> Description of the task
The records that follow are to be repeated without alteration.

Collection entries
#####

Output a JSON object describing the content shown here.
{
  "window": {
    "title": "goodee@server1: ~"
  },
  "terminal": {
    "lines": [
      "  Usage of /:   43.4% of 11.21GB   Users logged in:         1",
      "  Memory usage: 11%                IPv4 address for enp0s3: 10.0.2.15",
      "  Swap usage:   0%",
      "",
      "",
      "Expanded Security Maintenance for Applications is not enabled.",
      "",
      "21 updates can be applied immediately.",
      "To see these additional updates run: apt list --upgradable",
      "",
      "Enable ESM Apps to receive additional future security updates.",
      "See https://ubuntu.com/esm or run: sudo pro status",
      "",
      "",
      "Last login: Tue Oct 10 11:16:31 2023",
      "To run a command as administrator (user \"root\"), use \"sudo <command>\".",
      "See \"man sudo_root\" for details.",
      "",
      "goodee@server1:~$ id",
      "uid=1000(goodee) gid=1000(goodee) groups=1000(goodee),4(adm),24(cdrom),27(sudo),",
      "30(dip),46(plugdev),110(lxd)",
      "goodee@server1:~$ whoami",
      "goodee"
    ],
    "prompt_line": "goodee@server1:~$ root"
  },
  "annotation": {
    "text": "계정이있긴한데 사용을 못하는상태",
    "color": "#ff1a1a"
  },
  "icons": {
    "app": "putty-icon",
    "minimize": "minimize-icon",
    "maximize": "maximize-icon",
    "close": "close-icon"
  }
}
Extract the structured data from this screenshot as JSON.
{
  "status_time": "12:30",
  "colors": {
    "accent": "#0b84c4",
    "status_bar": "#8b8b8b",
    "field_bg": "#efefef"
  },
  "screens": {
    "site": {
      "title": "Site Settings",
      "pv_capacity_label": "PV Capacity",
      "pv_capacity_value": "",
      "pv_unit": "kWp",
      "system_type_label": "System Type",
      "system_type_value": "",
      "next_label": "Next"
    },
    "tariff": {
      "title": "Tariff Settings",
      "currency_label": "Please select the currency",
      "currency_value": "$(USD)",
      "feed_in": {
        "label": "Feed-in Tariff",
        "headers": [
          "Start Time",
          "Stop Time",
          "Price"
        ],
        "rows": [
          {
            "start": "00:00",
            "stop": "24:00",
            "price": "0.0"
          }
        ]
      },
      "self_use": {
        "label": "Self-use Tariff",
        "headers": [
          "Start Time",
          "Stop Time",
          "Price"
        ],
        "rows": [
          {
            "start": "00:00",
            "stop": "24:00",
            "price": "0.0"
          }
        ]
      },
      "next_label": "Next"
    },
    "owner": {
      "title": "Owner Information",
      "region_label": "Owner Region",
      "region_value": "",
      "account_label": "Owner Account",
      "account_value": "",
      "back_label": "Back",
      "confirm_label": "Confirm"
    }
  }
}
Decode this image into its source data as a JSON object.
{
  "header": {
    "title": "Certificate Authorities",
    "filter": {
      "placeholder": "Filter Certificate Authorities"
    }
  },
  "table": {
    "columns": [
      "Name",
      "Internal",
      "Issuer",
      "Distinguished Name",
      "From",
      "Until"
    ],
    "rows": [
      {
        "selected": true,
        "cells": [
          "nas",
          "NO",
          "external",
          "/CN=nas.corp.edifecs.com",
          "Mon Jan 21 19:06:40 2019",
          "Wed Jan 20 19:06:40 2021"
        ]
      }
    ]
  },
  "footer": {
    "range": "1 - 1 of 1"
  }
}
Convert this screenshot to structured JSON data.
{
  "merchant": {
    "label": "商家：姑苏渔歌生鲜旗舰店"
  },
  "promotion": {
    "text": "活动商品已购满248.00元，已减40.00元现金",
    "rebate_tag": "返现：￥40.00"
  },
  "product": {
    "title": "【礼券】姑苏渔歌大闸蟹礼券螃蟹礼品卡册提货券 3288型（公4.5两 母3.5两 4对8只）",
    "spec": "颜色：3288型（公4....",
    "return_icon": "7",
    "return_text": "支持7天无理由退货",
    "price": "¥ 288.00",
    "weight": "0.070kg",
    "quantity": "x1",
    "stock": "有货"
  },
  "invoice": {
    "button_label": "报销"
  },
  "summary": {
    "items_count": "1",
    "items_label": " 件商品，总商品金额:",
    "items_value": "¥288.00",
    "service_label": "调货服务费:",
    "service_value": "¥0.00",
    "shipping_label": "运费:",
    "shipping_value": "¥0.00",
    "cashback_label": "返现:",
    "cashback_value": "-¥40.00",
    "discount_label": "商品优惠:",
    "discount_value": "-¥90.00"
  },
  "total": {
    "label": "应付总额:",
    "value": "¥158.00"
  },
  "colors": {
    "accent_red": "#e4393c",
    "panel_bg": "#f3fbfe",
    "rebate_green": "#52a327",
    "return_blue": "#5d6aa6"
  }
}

#####

> The response
Output a JSON object describing the content shown here.
{
  "window": {
    "title": "goodee@server1: ~"
  },
  "terminal": {
    "lines": [
      "  Usage of /:   43.4% of 11.21GB   Users logged in:         1",
      "  Memory usage: 11%                IPv4 address for enp0s3: 10.0.2.15",
      "  Swap usage:   0%",
      "",
      "",
      "Expanded Security Maintenance for Applications is not enabled.",
      "",
      "21 updates can be applied immediately.",
      "To see these additional updates run: apt list --upgradable",
      "",
      "Enable ESM Apps to receive additional future security updates.",
      "See https://ubuntu.com/esm or run: sudo pro status",
      "",
      "",
      "Last login: Tue Oct 10 11:16:31 2023",
      "To run a command as administrator (user \"root\"), use \"sudo <command>\".",
      "See \"man sudo_root\" for details.",
      "",
      "goodee@server1:~$ id",
      "uid=1000(goodee) gid=1000(goodee) groups=1000(goodee),4(adm),24(cdrom),27(sudo),",
      "30(dip),46(plugdev),110(lxd)",
      "goodee@server1:~$ whoami",
      "goodee"
    ],
    "prompt_line": "goodee@server1:~$ root"
  },
  "annotation": {
    "text": "계정이있긴한데 사용을 못하는상태",
    "color": "#ff1a1a"
  },
  "icons": {
    "app": "putty-icon",
    "minimize": "minimize-icon",
    "maximize": "maximize-icon",
    "close": "close-icon"
  }
}
Extract the structured data from this screenshot as JSON.
{
  "status_time": "12:30",
  "colors": {
    "accent": "#0b84c4",
    "status_bar": "#8b8b8b",
    "field_bg": "#efefef"
  },
  "screens": {
    "site": {
      "title": "Site Settings",
      "pv_capacity_label": "PV Capacity",
      "pv_capacity_value": "",
      "pv_unit": "kWp",
      "system_type_label": "System Type",
      "system_type_value": "",
      "next_label": "Next"
    },
    "tariff": {
      "title": "Tariff Settings",
      "currency_label": "Please select the currency",
      "currency_value": "$(USD)",
      "feed_in": {
        "label": "Feed-in Tariff",
        "headers": [
          "Start Time",
          "Stop Time",
          "Price"
        ],
        "rows": [
          {
            "start": "00:00",
            "stop": "24:00",
            "price": "0.0"
          }
        ]
      },
      "self_use": {
        "label": "Self-use Tariff",
        "headers": [
          "Start Time",
          "Stop Time",
          "Price"
        ],
        "rows": [
          {
            "start": "00:00",
            "stop": "24:00",
            "price": "0.0"
          }
        ]
      },
      "next_label": "Next"
    },
    "owner": {
      "title": "Owner Information",
      "region_label": "Owner Region",
      "region_value": "",
      "account_label": "Owner Account",
      "account_value": "",
      "back_label": "Back",
      "confirm_label": "Confirm"
    }
  }
}
Decode this image into its source data as a JSON object.
{
  "header": {
    "title": "Certificate Authorities",
    "filter": {
      "placeholder": "Filter Certificate Authorities"
    }
  },
  "table": {
    "columns": [
      "Name",
      "Internal",
      "Issuer",
      "Distinguished Name",
      "From",
      "Until"
    ],
    "rows": [
      {
        "selected": true,
        "cells": [
          "nas",
          "NO",
          "external",
          "/CN=nas.corp.edifecs.com",
          "Mon Jan 21 19:06:40 2019",
          "Wed Jan 20 19:06:40 2021"
        ]
      }
    ]
  },
  "footer": {
    "range": "1 - 1 of 1"
  }
}
Convert this screenshot to structured JSON data.
{
  "merchant": {
    "label": "商家：姑苏渔歌生鲜旗舰店"
  },
  "promotion": {
    "text": "活动商品已购满248.00元，已减40.00元现金",
    "rebate_tag": "返现：￥40.00"
  },
  "product": {
    "title": "【礼券】姑苏渔歌大闸蟹礼券螃蟹礼品卡册提货券 3288型（公4.5两 母3.5两 4对8只）",
    "spec": "颜色：3288型（公4....",
    "return_icon": "7",
    "return_text": "支持7天无理由退货",
    "price": "¥ 288.00",
    "weight": "0.070kg",
    "quantity": "x1",
    "stock": "有货"
  },
  "invoice": {
    "button_label": "报销"
  },
  "summary": {
    "items_count": "1",
    "items_label": " 件商品，总商品金额:",
    "items_value": "¥288.00",
    "service_label": "调货服务费:",
    "service_value": "¥0.00",
    "shipping_label": "运费:",
    "shipping_value": "¥0.00",
    "cashback_label": "返现:",
    "cashback_value": "-¥40.00",
    "discount_label": "商品优惠:",
    "discount_value": "-¥90.00"
  },
  "total": {
    "label": "应付总额:",
    "value": "¥158.00"
  },
  "colors": {
    "accent_red": "#e4393c",
    "panel_bg": "#f3fbfe",
    "rebate_green": "#52a327",
    "return_blue": "#5d6aa6"
  }
}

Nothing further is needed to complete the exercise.